• **Stated task**
Search the listing below for "page". Copy each matching line.

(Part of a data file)
──────────

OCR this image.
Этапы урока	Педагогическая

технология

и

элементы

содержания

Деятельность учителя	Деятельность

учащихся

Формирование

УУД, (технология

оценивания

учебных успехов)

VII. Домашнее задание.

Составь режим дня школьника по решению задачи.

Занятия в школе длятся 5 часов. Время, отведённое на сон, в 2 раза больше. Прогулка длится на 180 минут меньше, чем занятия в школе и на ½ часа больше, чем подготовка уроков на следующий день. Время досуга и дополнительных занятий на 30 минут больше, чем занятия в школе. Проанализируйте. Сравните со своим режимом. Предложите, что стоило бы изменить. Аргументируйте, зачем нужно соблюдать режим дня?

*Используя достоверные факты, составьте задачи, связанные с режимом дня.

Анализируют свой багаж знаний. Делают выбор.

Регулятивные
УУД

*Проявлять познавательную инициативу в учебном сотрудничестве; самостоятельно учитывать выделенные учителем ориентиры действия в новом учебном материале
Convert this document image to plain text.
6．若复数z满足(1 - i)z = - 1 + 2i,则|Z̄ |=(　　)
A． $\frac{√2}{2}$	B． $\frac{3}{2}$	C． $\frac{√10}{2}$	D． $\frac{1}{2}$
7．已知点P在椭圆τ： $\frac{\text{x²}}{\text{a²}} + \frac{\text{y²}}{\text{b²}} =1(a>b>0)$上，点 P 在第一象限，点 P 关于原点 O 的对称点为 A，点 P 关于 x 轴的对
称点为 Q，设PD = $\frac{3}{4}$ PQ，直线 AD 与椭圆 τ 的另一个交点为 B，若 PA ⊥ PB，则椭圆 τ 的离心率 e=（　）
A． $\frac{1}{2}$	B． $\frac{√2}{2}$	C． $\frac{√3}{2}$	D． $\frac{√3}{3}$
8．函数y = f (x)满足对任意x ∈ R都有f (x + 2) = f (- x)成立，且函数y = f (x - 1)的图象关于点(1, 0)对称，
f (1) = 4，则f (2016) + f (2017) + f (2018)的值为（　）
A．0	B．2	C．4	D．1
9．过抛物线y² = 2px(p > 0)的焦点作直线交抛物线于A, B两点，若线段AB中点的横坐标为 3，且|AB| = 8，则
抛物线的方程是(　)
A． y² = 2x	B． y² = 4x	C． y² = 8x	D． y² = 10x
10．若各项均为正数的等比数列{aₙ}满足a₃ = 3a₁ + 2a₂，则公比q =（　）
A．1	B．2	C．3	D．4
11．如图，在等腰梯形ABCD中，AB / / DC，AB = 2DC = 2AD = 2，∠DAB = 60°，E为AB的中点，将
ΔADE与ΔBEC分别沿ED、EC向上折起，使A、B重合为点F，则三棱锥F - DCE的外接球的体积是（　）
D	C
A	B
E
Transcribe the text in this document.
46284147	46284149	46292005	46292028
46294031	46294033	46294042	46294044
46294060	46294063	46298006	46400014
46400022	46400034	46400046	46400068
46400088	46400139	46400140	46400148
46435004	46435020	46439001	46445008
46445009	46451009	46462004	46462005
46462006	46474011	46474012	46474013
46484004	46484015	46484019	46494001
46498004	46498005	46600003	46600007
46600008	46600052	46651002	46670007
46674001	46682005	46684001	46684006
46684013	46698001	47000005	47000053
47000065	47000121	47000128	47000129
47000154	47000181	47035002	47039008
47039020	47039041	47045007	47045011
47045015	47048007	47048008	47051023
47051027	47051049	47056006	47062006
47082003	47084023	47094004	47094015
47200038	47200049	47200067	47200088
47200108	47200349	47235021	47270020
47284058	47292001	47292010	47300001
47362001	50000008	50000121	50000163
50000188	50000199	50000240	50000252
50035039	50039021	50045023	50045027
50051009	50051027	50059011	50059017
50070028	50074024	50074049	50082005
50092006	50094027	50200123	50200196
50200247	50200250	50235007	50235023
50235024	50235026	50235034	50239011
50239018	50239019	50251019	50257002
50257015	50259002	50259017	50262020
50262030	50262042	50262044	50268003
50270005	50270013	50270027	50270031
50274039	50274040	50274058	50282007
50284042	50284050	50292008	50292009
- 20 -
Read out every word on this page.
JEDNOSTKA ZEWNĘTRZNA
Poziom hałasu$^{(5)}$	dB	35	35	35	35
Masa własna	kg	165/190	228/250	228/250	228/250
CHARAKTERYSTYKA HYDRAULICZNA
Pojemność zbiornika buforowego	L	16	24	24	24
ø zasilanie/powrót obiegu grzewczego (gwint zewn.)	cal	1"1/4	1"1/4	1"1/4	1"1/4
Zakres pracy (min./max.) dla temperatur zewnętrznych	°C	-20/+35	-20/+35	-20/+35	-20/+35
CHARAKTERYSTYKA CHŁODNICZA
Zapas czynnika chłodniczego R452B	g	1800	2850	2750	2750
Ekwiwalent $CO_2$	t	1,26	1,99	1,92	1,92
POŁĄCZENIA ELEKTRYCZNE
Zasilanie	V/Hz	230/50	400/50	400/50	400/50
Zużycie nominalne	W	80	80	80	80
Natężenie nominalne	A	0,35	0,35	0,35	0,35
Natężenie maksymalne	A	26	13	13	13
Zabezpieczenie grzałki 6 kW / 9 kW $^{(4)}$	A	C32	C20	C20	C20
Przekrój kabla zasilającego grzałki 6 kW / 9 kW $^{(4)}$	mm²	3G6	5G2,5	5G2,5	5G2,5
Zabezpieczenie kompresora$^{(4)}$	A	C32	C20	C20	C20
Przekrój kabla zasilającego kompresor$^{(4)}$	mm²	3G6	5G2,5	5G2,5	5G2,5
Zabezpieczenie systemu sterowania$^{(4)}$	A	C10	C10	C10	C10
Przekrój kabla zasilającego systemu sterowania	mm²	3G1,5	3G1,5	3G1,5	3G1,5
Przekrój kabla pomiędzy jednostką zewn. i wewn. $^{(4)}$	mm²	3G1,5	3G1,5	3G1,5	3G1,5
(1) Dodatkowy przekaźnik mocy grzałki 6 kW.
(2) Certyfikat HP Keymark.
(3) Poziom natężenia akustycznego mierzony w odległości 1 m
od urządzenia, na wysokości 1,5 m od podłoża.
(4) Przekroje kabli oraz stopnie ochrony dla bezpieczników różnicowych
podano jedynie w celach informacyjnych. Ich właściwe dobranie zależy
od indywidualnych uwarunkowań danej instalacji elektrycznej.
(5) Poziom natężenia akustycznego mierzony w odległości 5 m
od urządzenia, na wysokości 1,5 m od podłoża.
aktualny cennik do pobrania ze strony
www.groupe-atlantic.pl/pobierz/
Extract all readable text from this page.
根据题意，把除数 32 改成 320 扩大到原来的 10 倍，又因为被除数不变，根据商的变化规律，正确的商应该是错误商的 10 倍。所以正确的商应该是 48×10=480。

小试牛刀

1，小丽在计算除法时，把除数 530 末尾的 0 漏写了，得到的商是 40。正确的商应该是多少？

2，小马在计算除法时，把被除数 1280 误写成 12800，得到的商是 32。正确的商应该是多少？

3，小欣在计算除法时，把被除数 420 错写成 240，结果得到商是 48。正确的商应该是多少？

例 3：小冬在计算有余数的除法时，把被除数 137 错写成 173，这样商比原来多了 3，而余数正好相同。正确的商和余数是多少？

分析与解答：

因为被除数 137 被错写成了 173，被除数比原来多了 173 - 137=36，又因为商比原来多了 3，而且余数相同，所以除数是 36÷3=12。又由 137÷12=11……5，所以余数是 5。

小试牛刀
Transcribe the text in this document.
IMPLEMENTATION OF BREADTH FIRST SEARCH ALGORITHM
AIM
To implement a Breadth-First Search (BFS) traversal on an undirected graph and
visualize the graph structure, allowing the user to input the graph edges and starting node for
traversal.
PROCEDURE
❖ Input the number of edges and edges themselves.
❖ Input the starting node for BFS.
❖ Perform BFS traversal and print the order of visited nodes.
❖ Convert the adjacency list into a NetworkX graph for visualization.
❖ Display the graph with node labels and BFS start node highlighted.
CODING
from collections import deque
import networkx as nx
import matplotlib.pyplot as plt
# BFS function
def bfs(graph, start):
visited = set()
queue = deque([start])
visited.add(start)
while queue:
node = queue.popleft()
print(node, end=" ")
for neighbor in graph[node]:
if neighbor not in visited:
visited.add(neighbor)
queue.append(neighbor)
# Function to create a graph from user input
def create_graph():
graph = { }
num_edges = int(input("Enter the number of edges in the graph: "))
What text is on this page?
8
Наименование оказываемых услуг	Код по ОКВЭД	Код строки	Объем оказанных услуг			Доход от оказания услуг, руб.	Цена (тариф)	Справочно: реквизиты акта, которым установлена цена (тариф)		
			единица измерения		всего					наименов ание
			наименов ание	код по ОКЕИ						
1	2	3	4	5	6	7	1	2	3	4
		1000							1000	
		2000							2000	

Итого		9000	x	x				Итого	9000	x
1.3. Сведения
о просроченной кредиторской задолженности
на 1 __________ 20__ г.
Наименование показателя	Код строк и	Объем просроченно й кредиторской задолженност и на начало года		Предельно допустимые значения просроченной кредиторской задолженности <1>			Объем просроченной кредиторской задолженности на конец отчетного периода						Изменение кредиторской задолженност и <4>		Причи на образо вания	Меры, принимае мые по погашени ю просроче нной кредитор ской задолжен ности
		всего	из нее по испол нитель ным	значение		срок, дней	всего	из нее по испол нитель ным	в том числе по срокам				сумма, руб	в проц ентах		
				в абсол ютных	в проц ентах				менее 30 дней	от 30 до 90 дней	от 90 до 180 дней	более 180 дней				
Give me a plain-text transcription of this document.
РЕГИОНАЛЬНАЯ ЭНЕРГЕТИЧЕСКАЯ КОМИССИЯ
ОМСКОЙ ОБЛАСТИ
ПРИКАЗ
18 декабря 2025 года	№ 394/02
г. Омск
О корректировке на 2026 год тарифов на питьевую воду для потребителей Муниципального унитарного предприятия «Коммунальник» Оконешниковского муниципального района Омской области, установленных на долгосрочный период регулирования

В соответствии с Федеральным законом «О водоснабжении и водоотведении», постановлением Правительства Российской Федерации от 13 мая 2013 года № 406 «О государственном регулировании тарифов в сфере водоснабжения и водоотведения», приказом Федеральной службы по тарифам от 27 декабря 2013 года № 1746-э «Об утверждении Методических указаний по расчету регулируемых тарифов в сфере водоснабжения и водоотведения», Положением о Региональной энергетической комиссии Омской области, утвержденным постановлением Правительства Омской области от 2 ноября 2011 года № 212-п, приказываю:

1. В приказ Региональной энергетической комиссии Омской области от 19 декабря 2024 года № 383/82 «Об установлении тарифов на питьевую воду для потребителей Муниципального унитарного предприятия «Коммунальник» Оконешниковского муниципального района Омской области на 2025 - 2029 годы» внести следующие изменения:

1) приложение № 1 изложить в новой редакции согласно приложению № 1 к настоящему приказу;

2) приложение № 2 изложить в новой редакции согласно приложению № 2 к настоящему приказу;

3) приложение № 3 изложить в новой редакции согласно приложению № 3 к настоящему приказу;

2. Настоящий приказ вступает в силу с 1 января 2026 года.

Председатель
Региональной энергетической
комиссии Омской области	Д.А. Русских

──────────

• **Right answer**
Read out every word on this page.
Extract all readable text from this page.
What text is on this page?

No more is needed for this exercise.